Problem 1 ▸ In the single-encounter guidance, why might someone commit on behalf of their team or organization instead of personally?
Problem 2 ▸ Continue the single-encounter guidance from its last sentence.
Source document: Begin
Making the most of single encounters
When you're only seeing someone once, whether during intake, phone triage, or answering a crisis line, you may not be able to collect all the information you'd ideally want. That's common, and that’s okay.
The key is working with what you know while being transparent about what you don't.
What you do with the information matters as much as the information itself.
Use the SafeSide Framework as your guide:
- Connect: Ask directly about suicide and the person’s experience. Be present and committed to their well-being. If you feel uncomfortable making that commitment because you are only having a brief encounter, you can commit on behalf of your team or organization.
- Assess: Ask about foreseeable changes and available supports.
- Respond: Use what you learn to create a specific safety plan and identify next steps.
- Extend: Widen the circle. Determine who else can be brought in and make the connection if at all possible.
The framework helps you think efficiently and consistently, even when time is short. It also highlights what you don’t know and what the next person may want to learn more about.
Source document: End
Recorded data: Begin
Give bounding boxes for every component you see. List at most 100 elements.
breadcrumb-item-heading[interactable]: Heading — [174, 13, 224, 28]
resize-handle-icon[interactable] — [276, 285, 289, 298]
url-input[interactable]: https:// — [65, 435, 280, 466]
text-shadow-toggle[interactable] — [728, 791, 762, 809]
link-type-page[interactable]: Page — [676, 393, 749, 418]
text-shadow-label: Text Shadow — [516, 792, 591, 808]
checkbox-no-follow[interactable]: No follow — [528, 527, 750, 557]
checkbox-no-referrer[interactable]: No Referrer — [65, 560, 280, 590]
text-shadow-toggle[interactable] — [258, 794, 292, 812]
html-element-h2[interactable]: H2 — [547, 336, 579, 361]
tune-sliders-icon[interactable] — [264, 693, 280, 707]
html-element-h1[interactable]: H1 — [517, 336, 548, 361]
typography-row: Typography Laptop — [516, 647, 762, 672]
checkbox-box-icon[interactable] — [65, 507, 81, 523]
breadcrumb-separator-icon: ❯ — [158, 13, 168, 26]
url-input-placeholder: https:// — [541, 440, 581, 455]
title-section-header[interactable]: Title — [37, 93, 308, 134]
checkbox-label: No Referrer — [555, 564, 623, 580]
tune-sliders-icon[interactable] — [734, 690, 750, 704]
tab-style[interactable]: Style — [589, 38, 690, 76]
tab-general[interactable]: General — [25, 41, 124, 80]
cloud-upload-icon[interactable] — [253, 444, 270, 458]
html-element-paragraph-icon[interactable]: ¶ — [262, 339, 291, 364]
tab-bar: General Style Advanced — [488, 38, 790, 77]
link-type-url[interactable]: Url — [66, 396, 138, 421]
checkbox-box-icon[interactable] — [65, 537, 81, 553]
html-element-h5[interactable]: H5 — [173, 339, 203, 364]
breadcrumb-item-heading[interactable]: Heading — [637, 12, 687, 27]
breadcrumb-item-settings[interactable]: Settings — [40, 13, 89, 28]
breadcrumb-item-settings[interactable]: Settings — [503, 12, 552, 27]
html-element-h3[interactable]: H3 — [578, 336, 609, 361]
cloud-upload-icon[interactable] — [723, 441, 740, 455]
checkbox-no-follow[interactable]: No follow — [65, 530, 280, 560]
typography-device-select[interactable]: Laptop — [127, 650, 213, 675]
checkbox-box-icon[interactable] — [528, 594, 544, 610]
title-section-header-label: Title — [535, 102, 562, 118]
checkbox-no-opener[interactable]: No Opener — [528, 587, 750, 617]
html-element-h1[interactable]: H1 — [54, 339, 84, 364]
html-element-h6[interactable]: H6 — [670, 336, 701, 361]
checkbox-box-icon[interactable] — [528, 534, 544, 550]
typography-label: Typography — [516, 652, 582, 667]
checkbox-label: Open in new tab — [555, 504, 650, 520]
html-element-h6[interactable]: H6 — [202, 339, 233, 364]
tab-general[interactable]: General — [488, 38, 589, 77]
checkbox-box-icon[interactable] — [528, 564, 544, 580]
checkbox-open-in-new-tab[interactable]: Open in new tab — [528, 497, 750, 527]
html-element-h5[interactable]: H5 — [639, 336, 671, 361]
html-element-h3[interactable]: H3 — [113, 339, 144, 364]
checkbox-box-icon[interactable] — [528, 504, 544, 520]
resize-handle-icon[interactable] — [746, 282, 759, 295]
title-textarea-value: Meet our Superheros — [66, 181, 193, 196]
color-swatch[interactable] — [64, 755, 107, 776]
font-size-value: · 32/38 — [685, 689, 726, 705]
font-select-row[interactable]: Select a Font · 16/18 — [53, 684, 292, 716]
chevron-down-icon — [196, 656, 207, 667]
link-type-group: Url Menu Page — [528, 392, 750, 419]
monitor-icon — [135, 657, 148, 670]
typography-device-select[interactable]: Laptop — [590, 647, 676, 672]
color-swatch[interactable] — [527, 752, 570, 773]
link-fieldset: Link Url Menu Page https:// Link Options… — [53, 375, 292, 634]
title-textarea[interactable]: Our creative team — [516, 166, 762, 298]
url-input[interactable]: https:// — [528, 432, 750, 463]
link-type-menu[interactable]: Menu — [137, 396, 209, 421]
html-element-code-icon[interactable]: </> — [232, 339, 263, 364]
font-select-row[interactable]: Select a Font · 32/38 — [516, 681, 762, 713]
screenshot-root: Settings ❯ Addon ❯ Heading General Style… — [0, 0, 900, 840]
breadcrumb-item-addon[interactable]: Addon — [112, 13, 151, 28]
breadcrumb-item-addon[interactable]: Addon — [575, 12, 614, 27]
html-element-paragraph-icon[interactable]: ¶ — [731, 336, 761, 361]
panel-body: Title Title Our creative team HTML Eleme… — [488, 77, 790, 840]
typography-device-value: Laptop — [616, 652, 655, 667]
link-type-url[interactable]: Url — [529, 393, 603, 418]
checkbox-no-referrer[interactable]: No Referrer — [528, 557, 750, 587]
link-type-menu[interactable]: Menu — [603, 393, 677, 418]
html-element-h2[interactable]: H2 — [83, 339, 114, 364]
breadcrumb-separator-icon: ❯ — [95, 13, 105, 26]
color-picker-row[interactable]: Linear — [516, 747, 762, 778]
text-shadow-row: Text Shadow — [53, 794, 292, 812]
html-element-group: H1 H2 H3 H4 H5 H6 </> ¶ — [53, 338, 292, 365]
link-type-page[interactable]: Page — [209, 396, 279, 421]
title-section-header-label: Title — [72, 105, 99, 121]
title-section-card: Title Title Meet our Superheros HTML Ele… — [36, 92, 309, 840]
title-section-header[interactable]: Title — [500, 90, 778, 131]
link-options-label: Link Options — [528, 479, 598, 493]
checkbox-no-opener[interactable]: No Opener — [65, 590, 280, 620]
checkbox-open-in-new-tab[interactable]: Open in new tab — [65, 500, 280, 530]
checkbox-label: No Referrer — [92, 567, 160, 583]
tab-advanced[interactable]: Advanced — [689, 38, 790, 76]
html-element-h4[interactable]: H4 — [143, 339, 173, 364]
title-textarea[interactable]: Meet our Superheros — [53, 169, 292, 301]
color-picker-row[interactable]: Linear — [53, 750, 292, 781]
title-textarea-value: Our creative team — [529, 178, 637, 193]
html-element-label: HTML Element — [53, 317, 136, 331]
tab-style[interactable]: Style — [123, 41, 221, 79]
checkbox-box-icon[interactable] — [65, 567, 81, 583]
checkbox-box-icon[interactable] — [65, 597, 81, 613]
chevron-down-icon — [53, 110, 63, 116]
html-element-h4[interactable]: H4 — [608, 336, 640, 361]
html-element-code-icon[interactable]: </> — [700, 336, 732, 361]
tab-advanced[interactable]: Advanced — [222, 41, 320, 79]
Recorded data: End
Written answer 1 ▸ During the Connect step, they may feel uncomfortable committing to the person's well-being because they are only having a brief encounter. In that case they can make the commitment on behalf of their team or organization.

Written answer 2 ▸
Additionally, it can help smooth handovers to support a consistent, caring approach as the person moves through the system of care and support.
Remember: getting someone the help they need isn't about the perfect assessment, it's about authentic connection and practical support someone can access in the moment. Even in brief encounters, you can make a meaningful difference by showing up fully and using a structured approach.
When information is limited, focus on creating a space to start to build trust and clear pathways forward.
Sometimes the most powerful intervention is simply letting someone know they're not alone in figuring this out, and reassuring them that it is not uncommon to feel the way that they are.